Print all of the data exactly.
________________________________________
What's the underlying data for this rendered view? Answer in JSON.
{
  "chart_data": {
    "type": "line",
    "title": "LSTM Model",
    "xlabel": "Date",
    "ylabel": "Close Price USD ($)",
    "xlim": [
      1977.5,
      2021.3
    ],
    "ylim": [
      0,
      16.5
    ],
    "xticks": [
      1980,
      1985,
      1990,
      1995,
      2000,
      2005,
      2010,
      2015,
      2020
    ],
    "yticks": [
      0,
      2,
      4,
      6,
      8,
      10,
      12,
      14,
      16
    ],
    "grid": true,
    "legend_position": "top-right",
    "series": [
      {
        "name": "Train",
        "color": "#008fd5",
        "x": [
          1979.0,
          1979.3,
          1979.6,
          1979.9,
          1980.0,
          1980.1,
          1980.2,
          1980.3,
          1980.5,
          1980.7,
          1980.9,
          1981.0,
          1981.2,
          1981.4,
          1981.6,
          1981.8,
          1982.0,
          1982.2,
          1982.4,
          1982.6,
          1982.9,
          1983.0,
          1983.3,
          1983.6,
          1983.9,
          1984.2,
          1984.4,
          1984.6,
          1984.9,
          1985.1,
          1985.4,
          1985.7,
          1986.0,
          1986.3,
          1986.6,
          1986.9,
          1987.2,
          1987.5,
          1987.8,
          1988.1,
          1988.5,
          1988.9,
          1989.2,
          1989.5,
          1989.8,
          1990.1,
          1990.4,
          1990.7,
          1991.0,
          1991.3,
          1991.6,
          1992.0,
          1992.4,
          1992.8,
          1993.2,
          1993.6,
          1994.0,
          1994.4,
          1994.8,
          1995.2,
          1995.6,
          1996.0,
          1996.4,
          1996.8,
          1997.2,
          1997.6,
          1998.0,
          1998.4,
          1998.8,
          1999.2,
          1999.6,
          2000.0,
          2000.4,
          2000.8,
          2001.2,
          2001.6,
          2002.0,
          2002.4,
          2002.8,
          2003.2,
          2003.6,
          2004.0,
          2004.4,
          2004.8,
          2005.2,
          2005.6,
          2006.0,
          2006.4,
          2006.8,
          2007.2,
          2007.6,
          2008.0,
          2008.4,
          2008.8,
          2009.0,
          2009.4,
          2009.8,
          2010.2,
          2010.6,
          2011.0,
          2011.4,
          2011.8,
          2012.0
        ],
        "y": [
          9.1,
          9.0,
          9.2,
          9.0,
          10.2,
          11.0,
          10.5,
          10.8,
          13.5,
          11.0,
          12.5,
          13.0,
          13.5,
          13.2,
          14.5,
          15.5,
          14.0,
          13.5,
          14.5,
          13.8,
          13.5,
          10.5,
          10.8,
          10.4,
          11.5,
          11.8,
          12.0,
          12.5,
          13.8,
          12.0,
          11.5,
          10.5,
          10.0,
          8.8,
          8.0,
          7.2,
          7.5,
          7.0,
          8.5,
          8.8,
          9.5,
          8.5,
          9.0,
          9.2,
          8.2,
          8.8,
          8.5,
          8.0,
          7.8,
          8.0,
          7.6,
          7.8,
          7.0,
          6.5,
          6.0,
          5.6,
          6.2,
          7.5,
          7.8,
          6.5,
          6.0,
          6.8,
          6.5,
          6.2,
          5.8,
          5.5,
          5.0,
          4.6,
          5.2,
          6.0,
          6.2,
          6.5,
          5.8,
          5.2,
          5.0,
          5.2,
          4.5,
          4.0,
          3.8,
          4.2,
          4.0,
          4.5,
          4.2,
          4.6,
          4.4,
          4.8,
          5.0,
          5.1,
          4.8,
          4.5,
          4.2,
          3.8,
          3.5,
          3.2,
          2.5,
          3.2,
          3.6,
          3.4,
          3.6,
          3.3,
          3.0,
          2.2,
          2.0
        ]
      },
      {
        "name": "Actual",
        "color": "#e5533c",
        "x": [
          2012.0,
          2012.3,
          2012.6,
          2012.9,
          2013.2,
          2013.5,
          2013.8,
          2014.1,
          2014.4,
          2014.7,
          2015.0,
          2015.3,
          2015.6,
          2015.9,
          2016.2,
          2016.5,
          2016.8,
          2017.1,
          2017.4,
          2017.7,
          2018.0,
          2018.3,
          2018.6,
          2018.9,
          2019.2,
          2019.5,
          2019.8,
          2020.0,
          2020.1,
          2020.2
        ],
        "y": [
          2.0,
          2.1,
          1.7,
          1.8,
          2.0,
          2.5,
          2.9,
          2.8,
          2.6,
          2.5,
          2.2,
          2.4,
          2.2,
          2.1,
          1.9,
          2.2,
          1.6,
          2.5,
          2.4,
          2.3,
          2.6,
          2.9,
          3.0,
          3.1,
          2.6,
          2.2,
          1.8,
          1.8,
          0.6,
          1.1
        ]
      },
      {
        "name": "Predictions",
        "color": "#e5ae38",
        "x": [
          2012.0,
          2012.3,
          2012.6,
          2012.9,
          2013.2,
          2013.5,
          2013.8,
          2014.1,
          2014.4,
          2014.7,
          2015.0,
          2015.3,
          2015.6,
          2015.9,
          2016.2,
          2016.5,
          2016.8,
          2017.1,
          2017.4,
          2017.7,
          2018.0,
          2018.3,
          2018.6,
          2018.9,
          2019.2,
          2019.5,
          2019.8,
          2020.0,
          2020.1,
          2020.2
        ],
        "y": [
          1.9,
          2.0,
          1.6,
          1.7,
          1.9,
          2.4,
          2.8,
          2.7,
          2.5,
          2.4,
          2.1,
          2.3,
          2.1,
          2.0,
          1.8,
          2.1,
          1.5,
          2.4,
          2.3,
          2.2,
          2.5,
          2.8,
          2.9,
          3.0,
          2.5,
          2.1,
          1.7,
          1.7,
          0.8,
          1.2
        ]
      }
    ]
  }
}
________________________________________
▶ Exercise response:
What's the underlying data for this rendered view? Answer in JSON.
{
  "chart_data": {
    "type": "line",
    "title": "LSTM Model",
    "xlabel": "Date",
    "ylabel": "Close Price USD ($)",
    "xlim": [
      1977.5,
      2021.3
    ],
    "ylim": [
      0,
      16.5
    ],
    "xticks": [
      1980,
      1985,
      1990,
      1995,
      2000,
      2005,
      2010,
      2015,
      2020
    ],
    "yticks": [
      0,
      2,
      4,
      6,
      8,
      10,
      12,
      14,
      16
    ],
    "grid": true,
    "legend_position": "top-right",
    "series": [
      {
        "name": "Train",
        "color": "#008fd5",
        "x": [
          1979.0,
          1979.3,
          1979.6,
          1979.9,
          1980.0,
          1980.1,
          1980.2,
          1980.3,
          1980.5,
          1980.7,
          1980.9,
          1981.0,
          1981.2,
          1981.4,
          1981.6,
          1981.8,
          1982.0,
          1982.2,
          1982.4,
          1982.6,
          1982.9,
          1983.0,
          1983.3,
          1983.6,
          1983.9,
          1984.2,
          1984.4,
          1984.6,
          1984.9,
          1985.1,
          1985.4,
          1985.7,
          1986.0,
          1986.3,
          1986.6,
          1986.9,
          1987.2,
          1987.5,
          1987.8,
          1988.1,
          1988.5,
          1988.9,
          1989.2,
          1989.5,
          1989.8,
          1990.1,
          1990.4,
          1990.7,
          1991.0,
          1991.3,
          1991.6,
          1992.0,
          1992.4,
          1992.8,
          1993.2,
          1993.6,
          1994.0,
          1994.4,
          1994.8,
          1995.2,
          1995.6,
          1996.0,
          1996.4,
          1996.8,
          1997.2,
          1997.6,
          1998.0,
          1998.4,
          1998.8,
          1999.2,
          1999.6,
          2000.0,
          2000.4,
          2000.8,
          2001.2,
          2001.6,
          2002.0,
          2002.4,
          2002.8,
          2003.2,
          2003.6,
          2004.0,
          2004.4,
          2004.8,
          2005.2,
          2005.6,
          2006.0,
          2006.4,
          2006.8,
          2007.2,
          2007.6,
          2008.0,
          2008.4,
          2008.8,
          2009.0,
          2009.4,
          2009.8,
          2010.2,
          2010.6,
          2011.0,
          2011.4,
          2011.8,
          2012.0
        ],
        "y": [
          9.1,
          9.0,
          9.2,
          9.0,
          10.2,
          11.0,
          10.5,
          10.8,
          13.5,
          11.0,
          12.5,
          13.0,
          13.5,
          13.2,
          14.5,
          15.5,
          14.0,
          13.5,
          14.5,
          13.8,
          13.5,
          10.5,
          10.8,
          10.4,
          11.5,
          11.8,
          12.0,
          12.5,
          13.8,
          12.0,
          11.5,
          10.5,
          10.0,
          8.8,
          8.0,
          7.2,
          7.5,
          7.0,
          8.5,
          8.8,
          9.5,
          8.5,
          9.0,
          9.2,
          8.2,
          8.8,
          8.5,
          8.0,
          7.8,
          8.0,
          7.6,
          7.8,
          7.0,
          6.5,
          6.0,
          5.6,
          6.2,
          7.5,
          7.8,
          6.5,
          6.0,
          6.8,
          6.5,
          6.2,
          5.8,
          5.5,
          5.0,
          4.6,
          5.2,
          6.0,
          6.2,
          6.5,
          5.8,
          5.2,
          5.0,
          5.2,
          4.5,
          4.0,
          3.8,
          4.2,
          4.0,
          4.5,
          4.2,
          4.6,
          4.4,
          4.8,
          5.0,
          5.1,
          4.8,
          4.5,
          4.2,
          3.8,
          3.5,
          3.2,
          2.5,
          3.2,
          3.6,
          3.4,
          3.6,
          3.3,
          3.0,
          2.2,
          2.0
        ]
      },
      {
        "name": "Actual",
        "color": "#e5533c",
        "x": [
          2012.0,
          2012.3,
          2012.6,
          2012.9,
          2013.2,
          2013.5,
          2013.8,
          2014.1,
          2014.4,
          2014.7,
          2015.0,
          2015.3,
          2015.6,
          2015.9,
          2016.2,
          2016.5,
          2016.8,
          2017.1,
          2017.4,
          2017.7,
          2018.0,
          2018.3,
          2018.6,
          2018.9,
          2019.2,
          2019.5,
          2019.8,
          2020.0,
          2020.1,
          2020.2
        ],
        "y": [
          2.0,
          2.1,
          1.7,
          1.8,
          2.0,
          2.5,
          2.9,
          2.8,
          2.6,
          2.5,
          2.2,
          2.4,
          2.2,
          2.1,
          1.9,
          2.2,
          1.6,
          2.5,
          2.4,
          2.3,
          2.6,
          2.9,
          3.0,
          3.1,
          2.6,
          2.2,
          1.8,
          1.8,
          0.6,
          1.1
        ]
      },
      {
        "name": "Predictions",
        "color": "#e5ae38",
        "x": [
          2012.0,
          2012.3,
          2012.6,
          2012.9,
          2013.2,
          2013.5,
          2013.8,
          2014.1,
          2014.4,
          2014.7,
          2015.0,
          2015.3,
          2015.6,
          2015.9,
          2016.2,
          2016.5,
          2016.8,
          2017.1,
          2017.4,
          2017.7,
          2018.0,
          2018.3,
          2018.6,
          2018.9,
          2019.2,
          2019.5,
          2019.8,
          2020.0,
          2020.1,
          2020.2
        ],
        "y": [
          1.9,
          2.0,
          1.6,
          1.7,
          1.9,
          2.4,
          2.8,
          2.7,
          2.5,
          2.4,
          2.1,
          2.3,
          2.1,
          2.0,
          1.8,
          2.1,
          1.5,
          2.4,
          2.3,
          2.2,
          2.5,
          2.8,
          2.9,
          3.0,
          2.5,
          2.1,
          1.7,
          1.7,
          0.8,
          1.2
        ]
      }
    ]
  }
}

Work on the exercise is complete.